- **Directions**
Copy each line of the listing below exactly.

- **Records supplied**
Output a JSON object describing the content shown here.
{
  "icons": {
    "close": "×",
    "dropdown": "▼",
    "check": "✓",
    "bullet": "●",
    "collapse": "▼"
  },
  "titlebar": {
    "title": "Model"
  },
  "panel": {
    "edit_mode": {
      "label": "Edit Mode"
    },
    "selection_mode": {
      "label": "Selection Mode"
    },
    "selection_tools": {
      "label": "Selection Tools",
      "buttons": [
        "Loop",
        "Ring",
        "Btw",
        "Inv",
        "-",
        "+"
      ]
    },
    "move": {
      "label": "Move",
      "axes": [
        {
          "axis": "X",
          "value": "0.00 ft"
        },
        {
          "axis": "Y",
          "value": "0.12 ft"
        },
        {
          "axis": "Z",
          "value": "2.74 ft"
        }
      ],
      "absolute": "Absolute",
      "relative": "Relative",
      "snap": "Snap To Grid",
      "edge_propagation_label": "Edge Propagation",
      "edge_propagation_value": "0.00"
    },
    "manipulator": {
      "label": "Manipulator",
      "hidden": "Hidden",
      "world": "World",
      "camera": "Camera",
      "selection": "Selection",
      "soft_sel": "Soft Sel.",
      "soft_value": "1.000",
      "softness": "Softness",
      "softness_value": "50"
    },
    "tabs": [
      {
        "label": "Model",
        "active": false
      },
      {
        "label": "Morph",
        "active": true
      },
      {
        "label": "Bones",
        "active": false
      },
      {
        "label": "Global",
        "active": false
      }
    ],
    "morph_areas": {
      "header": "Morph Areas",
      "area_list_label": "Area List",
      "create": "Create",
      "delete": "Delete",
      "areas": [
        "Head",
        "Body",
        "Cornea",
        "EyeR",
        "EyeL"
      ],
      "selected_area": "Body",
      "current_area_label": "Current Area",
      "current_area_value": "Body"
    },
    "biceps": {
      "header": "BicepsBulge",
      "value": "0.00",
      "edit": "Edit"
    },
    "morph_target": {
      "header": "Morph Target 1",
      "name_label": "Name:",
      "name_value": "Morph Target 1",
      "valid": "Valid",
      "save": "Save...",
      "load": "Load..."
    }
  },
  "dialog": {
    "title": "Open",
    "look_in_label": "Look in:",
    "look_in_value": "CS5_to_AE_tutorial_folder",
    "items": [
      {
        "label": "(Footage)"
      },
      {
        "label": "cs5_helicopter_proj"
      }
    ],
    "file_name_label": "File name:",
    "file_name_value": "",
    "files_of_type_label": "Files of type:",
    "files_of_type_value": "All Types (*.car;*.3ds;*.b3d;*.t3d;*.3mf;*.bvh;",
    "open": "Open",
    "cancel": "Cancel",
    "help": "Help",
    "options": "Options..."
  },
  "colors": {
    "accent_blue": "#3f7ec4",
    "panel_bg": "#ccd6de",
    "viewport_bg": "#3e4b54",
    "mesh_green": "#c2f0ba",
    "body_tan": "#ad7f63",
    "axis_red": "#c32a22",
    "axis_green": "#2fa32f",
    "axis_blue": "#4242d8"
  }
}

- **Full answer**
Output a JSON object describing the content shown here.
{
  "icons": {
    "close": "×",
    "dropdown": "▼",
    "check": "✓",
    "bullet": "●",
    "collapse": "▼"
  },
  "titlebar": {
    "title": "Model"
  },
  "panel": {
    "edit_mode": {
      "label": "Edit Mode"
    },
    "selection_mode": {
      "label": "Selection Mode"
    },
    "selection_tools": {
      "label": "Selection Tools",
      "buttons": [
        "Loop",
        "Ring",
        "Btw",
        "Inv",
        "-",
        "+"
      ]
    },
    "move": {
      "label": "Move",
      "axes": [
        {
          "axis": "X",
          "value": "0.00 ft"
        },
        {
          "axis": "Y",
          "value": "0.12 ft"
        },
        {
          "axis": "Z",
          "value": "2.74 ft"
        }
      ],
      "absolute": "Absolute",
      "relative": "Relative",
      "snap": "Snap To Grid",
      "edge_propagation_label": "Edge Propagation",
      "edge_propagation_value": "0.00"
    },
    "manipulator": {
      "label": "Manipulator",
      "hidden": "Hidden",
      "world": "World",
      "camera": "Camera",
      "selection": "Selection",
      "soft_sel": "Soft Sel.",
      "soft_value": "1.000",
      "softness": "Softness",
      "softness_value": "50"
    },
    "tabs": [
      {
        "label": "Model",
        "active": false
      },
      {
        "label": "Morph",
        "active": true
      },
      {
        "label": "Bones",
        "active": false
      },
      {
        "label": "Global",
        "active": false
      }
    ],
    "morph_areas": {
      "header": "Morph Areas",
      "area_list_label": "Area List",
      "create": "Create",
      "delete": "Delete",
      "areas": [
        "Head",
        "Body",
        "Cornea",
        "EyeR",
        "EyeL"
      ],
      "selected_area": "Body",
      "current_area_label": "Current Area",
      "current_area_value": "Body"
    },
    "biceps": {
      "header": "BicepsBulge",
      "value": "0.00",
      "edit": "Edit"
    },
    "morph_target": {
      "header": "Morph Target 1",
      "name_label": "Name:",
      "name_value": "Morph Target 1",
      "valid": "Valid",
      "save": "Save...",
      "load": "Load..."
    }
  },
  "dialog": {
    "title": "Open",
    "look_in_label": "Look in:",
    "look_in_value": "CS5_to_AE_tutorial_folder",
    "items": [
      {
        "label": "(Footage)"
      },
      {
        "label": "cs5_helicopter_proj"
      }
    ],
    "file_name_label": "File name:",
    "file_name_value": "",
    "files_of_type_label": "Files of type:",
    "files_of_type_value": "All Types (*.car;*.3ds;*.b3d;*.t3d;*.3mf;*.bvh;",
    "open": "Open",
    "cancel": "Cancel",
    "help": "Help",
    "options": "Options..."
  },
  "colors": {
    "accent_blue": "#3f7ec4",
    "panel_bg": "#ccd6de",
    "viewport_bg": "#3e4b54",
    "mesh_green": "#c2f0ba",
    "body_tan": "#ad7f63",
    "axis_red": "#c32a22",
    "axis_green": "#2fa32f",
    "axis_blue": "#4242d8"
  }
}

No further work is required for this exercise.